Rewrite the material below, from its first line through the line containing "field-label: Add Email", both included, as a JSON list of strings with one string per line and no blank lines.
****************
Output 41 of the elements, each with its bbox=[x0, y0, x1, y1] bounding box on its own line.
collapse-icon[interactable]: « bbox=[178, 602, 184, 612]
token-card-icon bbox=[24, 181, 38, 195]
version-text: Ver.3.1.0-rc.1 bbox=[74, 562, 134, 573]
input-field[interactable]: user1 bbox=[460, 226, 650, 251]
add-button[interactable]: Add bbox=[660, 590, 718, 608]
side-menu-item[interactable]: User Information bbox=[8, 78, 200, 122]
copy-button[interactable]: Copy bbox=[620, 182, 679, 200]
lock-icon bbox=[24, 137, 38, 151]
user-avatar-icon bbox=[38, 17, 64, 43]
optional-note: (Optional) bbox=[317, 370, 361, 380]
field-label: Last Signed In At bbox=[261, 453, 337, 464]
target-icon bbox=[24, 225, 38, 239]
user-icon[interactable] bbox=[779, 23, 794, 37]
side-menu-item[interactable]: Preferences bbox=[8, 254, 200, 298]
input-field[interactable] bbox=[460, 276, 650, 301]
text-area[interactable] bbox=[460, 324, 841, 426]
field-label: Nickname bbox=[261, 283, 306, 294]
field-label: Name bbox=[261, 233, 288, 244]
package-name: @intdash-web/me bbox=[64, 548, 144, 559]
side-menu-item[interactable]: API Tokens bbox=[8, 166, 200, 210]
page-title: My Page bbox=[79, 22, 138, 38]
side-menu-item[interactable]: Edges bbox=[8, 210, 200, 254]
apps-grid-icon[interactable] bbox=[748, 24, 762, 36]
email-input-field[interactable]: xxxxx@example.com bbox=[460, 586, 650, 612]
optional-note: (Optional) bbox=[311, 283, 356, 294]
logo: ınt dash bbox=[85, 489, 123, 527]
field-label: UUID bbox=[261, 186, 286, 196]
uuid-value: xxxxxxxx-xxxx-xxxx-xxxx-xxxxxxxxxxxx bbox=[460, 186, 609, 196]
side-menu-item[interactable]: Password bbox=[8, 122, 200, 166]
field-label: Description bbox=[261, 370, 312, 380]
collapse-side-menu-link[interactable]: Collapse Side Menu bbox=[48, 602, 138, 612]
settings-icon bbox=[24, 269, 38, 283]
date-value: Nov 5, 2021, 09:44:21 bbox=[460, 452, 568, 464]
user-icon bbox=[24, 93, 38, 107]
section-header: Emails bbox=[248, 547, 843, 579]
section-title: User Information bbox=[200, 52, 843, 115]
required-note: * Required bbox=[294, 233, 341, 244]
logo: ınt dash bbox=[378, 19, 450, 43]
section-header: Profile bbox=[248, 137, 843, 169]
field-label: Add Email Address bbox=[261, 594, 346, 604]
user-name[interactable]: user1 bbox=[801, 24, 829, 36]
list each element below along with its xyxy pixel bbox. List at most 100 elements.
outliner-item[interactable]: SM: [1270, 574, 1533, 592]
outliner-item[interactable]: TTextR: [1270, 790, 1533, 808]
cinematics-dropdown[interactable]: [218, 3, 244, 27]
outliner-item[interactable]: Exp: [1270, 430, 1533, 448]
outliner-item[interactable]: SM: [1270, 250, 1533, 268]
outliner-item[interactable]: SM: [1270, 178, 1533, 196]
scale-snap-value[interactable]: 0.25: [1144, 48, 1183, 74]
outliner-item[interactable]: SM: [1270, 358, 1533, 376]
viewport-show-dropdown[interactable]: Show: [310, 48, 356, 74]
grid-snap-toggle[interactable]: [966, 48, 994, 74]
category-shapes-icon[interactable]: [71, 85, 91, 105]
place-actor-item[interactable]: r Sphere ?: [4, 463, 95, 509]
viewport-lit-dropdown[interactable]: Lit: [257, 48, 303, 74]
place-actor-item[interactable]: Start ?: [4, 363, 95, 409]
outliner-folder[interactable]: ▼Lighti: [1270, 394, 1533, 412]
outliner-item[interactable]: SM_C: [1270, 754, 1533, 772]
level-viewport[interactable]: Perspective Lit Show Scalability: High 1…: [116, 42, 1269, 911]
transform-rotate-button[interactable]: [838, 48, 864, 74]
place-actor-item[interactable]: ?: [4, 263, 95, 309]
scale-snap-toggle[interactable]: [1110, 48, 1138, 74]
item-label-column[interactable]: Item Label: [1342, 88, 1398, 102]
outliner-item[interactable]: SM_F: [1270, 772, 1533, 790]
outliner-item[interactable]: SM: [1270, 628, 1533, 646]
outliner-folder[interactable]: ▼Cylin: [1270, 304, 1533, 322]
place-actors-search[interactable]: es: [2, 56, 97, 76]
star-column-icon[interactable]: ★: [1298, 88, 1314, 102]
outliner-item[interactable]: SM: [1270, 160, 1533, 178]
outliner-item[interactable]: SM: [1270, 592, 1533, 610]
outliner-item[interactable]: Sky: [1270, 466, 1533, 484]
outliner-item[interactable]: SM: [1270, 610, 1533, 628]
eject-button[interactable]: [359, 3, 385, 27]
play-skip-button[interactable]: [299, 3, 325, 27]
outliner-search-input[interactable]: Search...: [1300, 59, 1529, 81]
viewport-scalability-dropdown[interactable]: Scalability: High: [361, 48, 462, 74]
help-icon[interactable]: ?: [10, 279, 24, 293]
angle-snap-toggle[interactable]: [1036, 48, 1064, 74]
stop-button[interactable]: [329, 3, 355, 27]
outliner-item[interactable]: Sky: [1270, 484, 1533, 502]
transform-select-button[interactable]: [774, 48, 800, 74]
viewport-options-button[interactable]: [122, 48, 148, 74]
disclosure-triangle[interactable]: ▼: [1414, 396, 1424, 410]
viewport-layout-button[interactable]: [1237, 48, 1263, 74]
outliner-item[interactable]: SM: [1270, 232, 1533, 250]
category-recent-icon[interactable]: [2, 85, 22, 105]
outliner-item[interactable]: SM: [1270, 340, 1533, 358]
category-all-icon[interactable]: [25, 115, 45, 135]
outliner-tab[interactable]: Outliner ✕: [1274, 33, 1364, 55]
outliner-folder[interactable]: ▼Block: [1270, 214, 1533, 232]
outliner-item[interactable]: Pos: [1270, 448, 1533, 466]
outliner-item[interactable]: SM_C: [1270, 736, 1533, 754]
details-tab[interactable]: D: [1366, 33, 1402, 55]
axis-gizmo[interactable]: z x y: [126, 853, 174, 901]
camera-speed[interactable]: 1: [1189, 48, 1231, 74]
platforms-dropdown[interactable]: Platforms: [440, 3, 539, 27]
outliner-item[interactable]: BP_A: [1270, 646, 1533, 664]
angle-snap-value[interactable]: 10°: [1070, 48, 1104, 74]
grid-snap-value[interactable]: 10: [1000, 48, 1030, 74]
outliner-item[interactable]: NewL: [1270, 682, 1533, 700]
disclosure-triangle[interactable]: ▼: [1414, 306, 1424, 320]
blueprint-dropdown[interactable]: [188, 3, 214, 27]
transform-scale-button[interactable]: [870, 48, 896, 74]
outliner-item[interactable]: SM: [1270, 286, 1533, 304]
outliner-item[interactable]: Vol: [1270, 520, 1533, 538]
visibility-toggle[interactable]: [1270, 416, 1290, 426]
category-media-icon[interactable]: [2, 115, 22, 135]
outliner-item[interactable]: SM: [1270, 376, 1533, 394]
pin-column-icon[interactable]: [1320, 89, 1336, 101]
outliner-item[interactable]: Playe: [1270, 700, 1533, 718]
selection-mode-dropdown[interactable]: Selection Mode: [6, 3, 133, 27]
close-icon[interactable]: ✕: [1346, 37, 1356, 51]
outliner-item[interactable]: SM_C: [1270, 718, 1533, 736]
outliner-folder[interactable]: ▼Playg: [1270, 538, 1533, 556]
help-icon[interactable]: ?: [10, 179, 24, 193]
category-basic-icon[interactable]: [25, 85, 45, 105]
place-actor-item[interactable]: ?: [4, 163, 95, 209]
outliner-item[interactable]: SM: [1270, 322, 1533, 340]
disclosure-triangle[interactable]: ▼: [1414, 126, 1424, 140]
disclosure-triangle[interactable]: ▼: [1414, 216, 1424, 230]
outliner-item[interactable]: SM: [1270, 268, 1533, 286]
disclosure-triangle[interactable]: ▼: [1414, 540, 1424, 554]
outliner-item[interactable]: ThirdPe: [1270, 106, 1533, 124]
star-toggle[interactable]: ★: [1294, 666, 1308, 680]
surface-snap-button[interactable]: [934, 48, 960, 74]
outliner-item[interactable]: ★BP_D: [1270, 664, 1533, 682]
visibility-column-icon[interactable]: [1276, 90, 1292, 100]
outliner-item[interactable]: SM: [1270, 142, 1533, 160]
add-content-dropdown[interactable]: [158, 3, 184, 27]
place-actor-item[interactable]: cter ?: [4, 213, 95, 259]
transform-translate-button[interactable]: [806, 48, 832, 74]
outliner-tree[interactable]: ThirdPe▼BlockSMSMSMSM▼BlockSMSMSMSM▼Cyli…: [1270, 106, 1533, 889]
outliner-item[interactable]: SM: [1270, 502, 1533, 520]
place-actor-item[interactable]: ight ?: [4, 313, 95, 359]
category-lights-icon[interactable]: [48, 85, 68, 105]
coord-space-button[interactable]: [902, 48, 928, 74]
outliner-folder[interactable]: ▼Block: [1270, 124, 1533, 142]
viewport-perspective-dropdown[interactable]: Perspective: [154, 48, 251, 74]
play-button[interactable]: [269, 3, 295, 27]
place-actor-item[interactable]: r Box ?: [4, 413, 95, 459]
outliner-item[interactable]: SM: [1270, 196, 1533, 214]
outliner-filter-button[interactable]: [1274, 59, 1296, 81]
****************
__Full output__
[
  "Output 41 of the elements, each with its bbox=[x0, y0, x1, y1] bounding box on its own line.",
  "collapse-icon[interactable]: « bbox=[178, 602, 184, 612]",
  "token-card-icon bbox=[24, 181, 38, 195]",
  "version-text: Ver.3.1.0-rc.1 bbox=[74, 562, 134, 573]",
  "input-field[interactable]: user1 bbox=[460, 226, 650, 251]",
  "add-button[interactable]: Add bbox=[660, 590, 718, 608]",
  "side-menu-item[interactable]: User Information bbox=[8, 78, 200, 122]",
  "copy-button[interactable]: Copy bbox=[620, 182, 679, 200]",
  "lock-icon bbox=[24, 137, 38, 151]",
  "user-avatar-icon bbox=[38, 17, 64, 43]",
  "optional-note: (Optional) bbox=[317, 370, 361, 380]",
  "field-label: Last Signed In At bbox=[261, 453, 337, 464]",
  "target-icon bbox=[24, 225, 38, 239]",
  "user-icon[interactable] bbox=[779, 23, 794, 37]",
  "side-menu-item[interactable]: Preferences bbox=[8, 254, 200, 298]",
  "input-field[interactable] bbox=[460, 276, 650, 301]",
  "text-area[interactable] bbox=[460, 324, 841, 426]",
  "field-label: Nickname bbox=[261, 283, 306, 294]",
  "field-label: Name bbox=[261, 233, 288, 244]",
  "package-name: @intdash-web/me bbox=[64, 548, 144, 559]",
  "side-menu-item[interactable]: API Tokens bbox=[8, 166, 200, 210]",
  "page-title: My Page bbox=[79, 22, 138, 38]",
  "side-menu-item[interactable]: Edges bbox=[8, 210, 200, 254]",
  "apps-grid-icon[interactable] bbox=[748, 24, 762, 36]",
  "email-input-field[interactable]: xxxxx@example.com bbox=[460, 586, 650, 612]",
  "optional-note: (Optional) bbox=[311, 283, 356, 294]",
  "logo: ınt dash bbox=[85, 489, 123, 527]",
  "field-label: UUID bbox=[261, 186, 286, 196]",
  "uuid-value: xxxxxxxx-xxxx-xxxx-xxxx-xxxxxxxxxxxx bbox=[460, 186, 609, 196]",
  "side-menu-item[interactable]: Password bbox=[8, 122, 200, 166]",
  "field-label: Description bbox=[261, 370, 312, 380]",
  "collapse-side-menu-link[interactable]: Collapse Side Menu bbox=[48, 602, 138, 612]",
  "settings-icon bbox=[24, 269, 38, 283]",
  "date-value: Nov 5, 2021, 09:44:21 bbox=[460, 452, 568, 464]",
  "user-icon bbox=[24, 93, 38, 107]",
  "section-header: Emails bbox=[248, 547, 843, 579]",
  "section-title: User Information bbox=[200, 52, 843, 115]",
  "required-note: * Required bbox=[294, 233, 341, 244]",
  "logo: ınt dash bbox=[378, 19, 450, 43]",
  "section-header: Profile bbox=[248, 137, 843, 169]",
  "field-label: Add Email Address bbox=[261, 594, 346, 604]"
]